RECORDS FOR THIS TASK>
════════════════════

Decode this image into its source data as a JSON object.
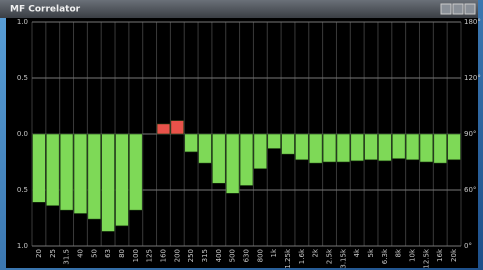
{
  "window": {
    "title": "MF Correlator"
  },
  "chart_data": {
    "type": "bar",
    "categories": [
      "20",
      "25",
      "31.5",
      "40",
      "50",
      "63",
      "80",
      "100",
      "125",
      "160",
      "200",
      "250",
      "315",
      "400",
      "500",
      "630",
      "800",
      "1k",
      "1.25k",
      "1.6k",
      "2k",
      "2.5k",
      "3.15k",
      "4k",
      "5k",
      "6.3k",
      "8k",
      "10k",
      "12.5k",
      "16k",
      "20k"
    ],
    "values": [
      -0.61,
      -0.64,
      -0.68,
      -0.71,
      -0.76,
      -0.87,
      -0.82,
      -0.68,
      null,
      0.09,
      0.12,
      -0.16,
      -0.26,
      -0.44,
      -0.53,
      -0.46,
      -0.31,
      -0.13,
      -0.18,
      -0.23,
      -0.26,
      -0.25,
      -0.25,
      -0.24,
      -0.23,
      -0.24,
      -0.22,
      -0.23,
      -0.25,
      -0.26,
      -0.23
    ],
    "positive_color": "#e8524a",
    "negative_color": "#7ed957",
    "ylim": [
      -1,
      1
    ],
    "yticks": [
      {
        "value": 1,
        "label": "1.0"
      },
      {
        "value": 0.5,
        "label": "0.5"
      },
      {
        "value": 0,
        "label": "0.0"
      },
      {
        "value": -0.5,
        "label": "0.5"
      },
      {
        "value": -1,
        "label": "1.0"
      }
    ],
    "y2ticks": [
      "180°",
      "120°",
      "90°",
      "60°",
      "0°"
    ],
    "grid": true
  }
}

════════════════════

TASK DESCRIPTION> Repeat each entry precisely as it appears. Leave the pictures out.

RESPONSE>
Decode this image into its source data as a JSON object.
{
  "window": {
    "title": "MF Correlator"
  },
  "chart_data": {
    "type": "bar",
    "categories": [
      "20",
      "25",
      "31.5",
      "40",
      "50",
      "63",
      "80",
      "100",
      "125",
      "160",
      "200",
      "250",
      "315",
      "400",
      "500",
      "630",
      "800",
      "1k",
      "1.25k",
      "1.6k",
      "2k",
      "2.5k",
      "3.15k",
      "4k",
      "5k",
      "6.3k",
      "8k",
      "10k",
      "12.5k",
      "16k",
      "20k"
    ],
    "values": [
      -0.61,
      -0.64,
      -0.68,
      -0.71,
      -0.76,
      -0.87,
      -0.82,
      -0.68,
      null,
      0.09,
      0.12,
      -0.16,
      -0.26,
      -0.44,
      -0.53,
      -0.46,
      -0.31,
      -0.13,
      -0.18,
      -0.23,
      -0.26,
      -0.25,
      -0.25,
      -0.24,
      -0.23,
      -0.24,
      -0.22,
      -0.23,
      -0.25,
      -0.26,
      -0.23
    ],
    "positive_color": "#e8524a",
    "negative_color": "#7ed957",
    "ylim": [
      -1,
      1
    ],
    "yticks": [
      {
        "value": 1,
        "label": "1.0"
      },
      {
        "value": 0.5,
        "label": "0.5"
      },
      {
        "value": 0,
        "label": "0.0"
      },
      {
        "value": -0.5,
        "label": "0.5"
      },
      {
        "value": -1,
        "label": "1.0"
      }
    ],
    "y2ticks": [
      "180°",
      "120°",
      "90°",
      "60°",
      "0°"
    ],
    "grid": true
  }
}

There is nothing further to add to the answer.